_DOCUMENT SECTION_.
--- START ---

The cryptocurrency market and the rapidly growing blockchain industry have demonstrated that even established systems—such as currency—could be completely changed within a short period. There are so many peculiar things about this new sector, and one of them is that many of the blockchain companies are registered as not-for-profit foundations. To understand why the foundation status is best suited for crypto firms, we must understand how foundations are structured as opposed to other forms of legal entities.
For daily updates, subscribe to our newsletter by clicking here.
One of the most significant concepts on which blockchain technologies and cryptocurrencies are built is decentralization. The idea revolves around removing control from a centralized organization and placing it in the hands of the masses. Decentralization can be applied widely and has even been advocated by the World Bank as one of the ways of empowering communities at the local level.
When Bitcoin was first introduced into the market, its creator Satoshi Nakamoto said that it would not be controlled by a central authority in the same way that fiat currencies are controlled by central banks. This approach was made possible through blockchain technology and is one of the most appealing aspects of cryptocurrency, considering that centralization in fiat currencies leads to negatives outcomes such as inflation.
The main object of decentralization was to restore people’s faith in the power of money. Decentralized cryptocurrencies cannot exist as limited liability companies or publicly-listed companies or even as businesses owned by their founders. All of these suggest a for-profit goal, which goes against the idea of decentralization. Existing as a foundation likens the cryptocurrency to a cause. Cryptocurrency organizations are supposed to help digital currencies to reach their full potential while allowing the cryptocurrencies to exist independently. They achieve this by providing support in terms of development, research, education, and marketing without directly benefiting from the cryptocurrency but instead rely on donations.
Corporates and businesses are structured in a manner that clearly defines how they operate and make profits, and where there are profits, there are taxes. If a blockchain and cryptocurrency entity is registered as a not-for-profit foundation, it cannot be subjected to taxation.

--- END ---

[Spatial layout data]
--- START ---

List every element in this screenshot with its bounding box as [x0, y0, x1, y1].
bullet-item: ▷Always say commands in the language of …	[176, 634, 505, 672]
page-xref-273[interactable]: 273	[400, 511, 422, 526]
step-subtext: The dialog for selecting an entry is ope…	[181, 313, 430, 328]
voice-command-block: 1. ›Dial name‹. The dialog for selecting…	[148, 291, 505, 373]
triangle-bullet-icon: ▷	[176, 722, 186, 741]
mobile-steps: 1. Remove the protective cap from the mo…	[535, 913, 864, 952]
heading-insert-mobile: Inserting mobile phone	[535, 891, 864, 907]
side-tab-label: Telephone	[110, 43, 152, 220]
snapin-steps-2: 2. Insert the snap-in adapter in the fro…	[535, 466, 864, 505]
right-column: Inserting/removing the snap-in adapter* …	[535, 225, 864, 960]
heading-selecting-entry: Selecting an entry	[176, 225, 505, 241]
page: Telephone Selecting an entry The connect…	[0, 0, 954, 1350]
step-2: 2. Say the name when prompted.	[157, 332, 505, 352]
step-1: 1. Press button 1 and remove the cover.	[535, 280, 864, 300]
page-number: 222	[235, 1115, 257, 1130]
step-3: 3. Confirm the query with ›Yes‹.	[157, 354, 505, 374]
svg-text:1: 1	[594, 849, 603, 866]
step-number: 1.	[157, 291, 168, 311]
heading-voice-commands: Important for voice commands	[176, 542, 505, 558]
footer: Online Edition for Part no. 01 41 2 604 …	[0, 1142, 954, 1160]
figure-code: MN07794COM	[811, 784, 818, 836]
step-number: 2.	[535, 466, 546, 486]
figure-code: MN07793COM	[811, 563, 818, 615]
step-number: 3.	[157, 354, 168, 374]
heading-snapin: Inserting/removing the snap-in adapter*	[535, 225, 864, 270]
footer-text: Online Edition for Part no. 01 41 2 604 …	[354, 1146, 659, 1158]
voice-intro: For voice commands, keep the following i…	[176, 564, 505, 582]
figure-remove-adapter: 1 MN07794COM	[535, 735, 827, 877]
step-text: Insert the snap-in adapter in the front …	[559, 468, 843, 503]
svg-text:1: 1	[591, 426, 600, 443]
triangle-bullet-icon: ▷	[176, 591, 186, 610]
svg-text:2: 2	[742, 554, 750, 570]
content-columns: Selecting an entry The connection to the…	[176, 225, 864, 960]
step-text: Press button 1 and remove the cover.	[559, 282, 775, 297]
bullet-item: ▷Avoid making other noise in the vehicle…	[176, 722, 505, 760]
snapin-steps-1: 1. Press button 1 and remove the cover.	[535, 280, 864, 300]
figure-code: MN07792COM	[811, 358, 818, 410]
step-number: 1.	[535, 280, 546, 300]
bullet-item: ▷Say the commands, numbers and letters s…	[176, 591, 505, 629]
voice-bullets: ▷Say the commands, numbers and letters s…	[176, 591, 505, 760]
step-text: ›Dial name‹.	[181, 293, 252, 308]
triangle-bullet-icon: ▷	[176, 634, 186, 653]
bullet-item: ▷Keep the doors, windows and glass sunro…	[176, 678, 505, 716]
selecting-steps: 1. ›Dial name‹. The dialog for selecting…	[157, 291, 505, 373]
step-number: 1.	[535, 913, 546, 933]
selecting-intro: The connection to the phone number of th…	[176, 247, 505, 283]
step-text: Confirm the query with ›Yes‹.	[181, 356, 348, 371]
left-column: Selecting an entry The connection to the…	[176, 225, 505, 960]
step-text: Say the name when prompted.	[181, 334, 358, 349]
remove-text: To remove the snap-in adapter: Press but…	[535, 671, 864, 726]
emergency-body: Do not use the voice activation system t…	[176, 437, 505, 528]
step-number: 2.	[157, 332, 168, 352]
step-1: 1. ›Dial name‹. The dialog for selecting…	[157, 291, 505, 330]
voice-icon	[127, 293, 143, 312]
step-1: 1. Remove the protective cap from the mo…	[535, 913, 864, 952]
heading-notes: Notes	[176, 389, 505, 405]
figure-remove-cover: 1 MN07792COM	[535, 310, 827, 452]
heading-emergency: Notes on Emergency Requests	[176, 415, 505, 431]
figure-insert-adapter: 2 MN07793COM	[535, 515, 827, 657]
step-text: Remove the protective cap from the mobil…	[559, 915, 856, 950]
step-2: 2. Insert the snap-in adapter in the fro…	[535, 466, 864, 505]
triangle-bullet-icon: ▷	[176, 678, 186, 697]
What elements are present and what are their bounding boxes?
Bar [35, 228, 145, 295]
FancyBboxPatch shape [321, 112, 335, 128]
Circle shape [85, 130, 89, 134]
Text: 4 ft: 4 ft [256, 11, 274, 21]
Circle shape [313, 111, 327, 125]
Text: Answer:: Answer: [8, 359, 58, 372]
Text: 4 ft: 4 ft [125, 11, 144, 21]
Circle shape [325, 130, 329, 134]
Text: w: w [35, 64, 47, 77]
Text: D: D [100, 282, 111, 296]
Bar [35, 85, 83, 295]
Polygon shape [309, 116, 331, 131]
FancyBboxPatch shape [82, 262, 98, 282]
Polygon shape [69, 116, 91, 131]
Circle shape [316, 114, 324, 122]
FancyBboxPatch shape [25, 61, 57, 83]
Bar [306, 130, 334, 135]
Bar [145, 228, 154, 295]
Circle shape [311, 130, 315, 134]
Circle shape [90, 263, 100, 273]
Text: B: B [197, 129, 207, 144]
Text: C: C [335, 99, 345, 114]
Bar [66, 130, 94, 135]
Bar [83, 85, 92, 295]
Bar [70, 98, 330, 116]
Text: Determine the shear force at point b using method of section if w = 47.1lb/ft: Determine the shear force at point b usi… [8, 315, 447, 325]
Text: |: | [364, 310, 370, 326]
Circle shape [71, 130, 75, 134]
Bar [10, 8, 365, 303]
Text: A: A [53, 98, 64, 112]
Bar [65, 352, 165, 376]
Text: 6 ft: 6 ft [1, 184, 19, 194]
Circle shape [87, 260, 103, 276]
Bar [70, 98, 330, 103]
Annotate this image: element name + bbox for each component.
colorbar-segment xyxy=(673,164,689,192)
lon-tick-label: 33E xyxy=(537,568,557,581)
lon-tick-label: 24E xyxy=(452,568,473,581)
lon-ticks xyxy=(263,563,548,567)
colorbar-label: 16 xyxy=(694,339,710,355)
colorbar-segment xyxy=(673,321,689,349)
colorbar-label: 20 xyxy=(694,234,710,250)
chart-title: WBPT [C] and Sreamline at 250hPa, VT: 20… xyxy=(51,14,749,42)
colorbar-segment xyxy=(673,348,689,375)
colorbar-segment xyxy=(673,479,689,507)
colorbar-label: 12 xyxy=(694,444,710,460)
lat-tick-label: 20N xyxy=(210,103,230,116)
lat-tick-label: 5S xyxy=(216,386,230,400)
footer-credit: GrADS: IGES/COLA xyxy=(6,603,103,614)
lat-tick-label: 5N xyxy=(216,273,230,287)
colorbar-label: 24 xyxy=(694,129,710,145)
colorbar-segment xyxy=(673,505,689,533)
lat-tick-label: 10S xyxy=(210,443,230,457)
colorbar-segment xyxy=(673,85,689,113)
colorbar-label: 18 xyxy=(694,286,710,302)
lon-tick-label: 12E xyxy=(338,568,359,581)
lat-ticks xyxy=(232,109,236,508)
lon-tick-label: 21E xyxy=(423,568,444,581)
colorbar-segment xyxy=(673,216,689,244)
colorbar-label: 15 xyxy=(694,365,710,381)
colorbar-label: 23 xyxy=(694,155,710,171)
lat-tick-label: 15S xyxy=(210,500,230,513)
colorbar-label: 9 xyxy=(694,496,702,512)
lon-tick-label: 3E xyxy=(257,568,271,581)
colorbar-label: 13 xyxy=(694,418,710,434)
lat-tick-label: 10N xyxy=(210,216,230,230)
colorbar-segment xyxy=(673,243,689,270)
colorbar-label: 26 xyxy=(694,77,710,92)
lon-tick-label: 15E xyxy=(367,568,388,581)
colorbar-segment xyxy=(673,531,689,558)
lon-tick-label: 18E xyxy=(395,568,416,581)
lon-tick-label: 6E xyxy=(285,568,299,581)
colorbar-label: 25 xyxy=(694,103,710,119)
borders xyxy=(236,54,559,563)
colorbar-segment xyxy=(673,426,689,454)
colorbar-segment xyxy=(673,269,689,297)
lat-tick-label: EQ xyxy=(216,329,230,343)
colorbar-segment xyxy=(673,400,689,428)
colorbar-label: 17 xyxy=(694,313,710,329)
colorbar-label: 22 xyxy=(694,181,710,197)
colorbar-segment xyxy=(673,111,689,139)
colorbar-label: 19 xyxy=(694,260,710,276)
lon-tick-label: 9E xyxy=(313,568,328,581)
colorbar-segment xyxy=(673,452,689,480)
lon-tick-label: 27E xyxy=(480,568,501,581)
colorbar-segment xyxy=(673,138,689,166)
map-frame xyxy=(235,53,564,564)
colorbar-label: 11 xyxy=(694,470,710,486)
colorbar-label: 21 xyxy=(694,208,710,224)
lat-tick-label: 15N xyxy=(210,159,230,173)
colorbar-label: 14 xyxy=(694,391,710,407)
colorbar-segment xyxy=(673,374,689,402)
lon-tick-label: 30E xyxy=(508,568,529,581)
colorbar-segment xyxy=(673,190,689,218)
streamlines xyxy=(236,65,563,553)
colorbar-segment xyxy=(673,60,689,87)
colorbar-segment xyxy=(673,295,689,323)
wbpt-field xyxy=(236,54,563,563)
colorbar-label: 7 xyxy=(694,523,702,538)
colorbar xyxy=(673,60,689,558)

--- END ---

_EXERCISE INSTRUCTIONS_. For each of the following statements, indicate whether it agrees with the text on cryptocurrency foundations, answering yes or no and quoting the words of the text that decide it. (a) Bitcoin's creator said it would not be controlled by a central authority. (b) Decentralized cryptocurrencies can exist as publicly-listed companies. (c) Cryptocurrency organizations rely on donations. Rely solely on the text about cryptocurrency foundations when responding.

_RESPONSE TO THIS EXERCISE_.
(a) Yes: "its creator Satoshi Nakamoto said that it would not be controlled by a central authority in the same way that fiat currencies are controlled by central banks"
(b) No: "Decentralized cryptocurrencies cannot exist as limited liability companies or publicly-listed companies or even as businesses owned by their founders."
(c) Yes: "without directly benefiting from the cryptocurrency but instead rely on donations"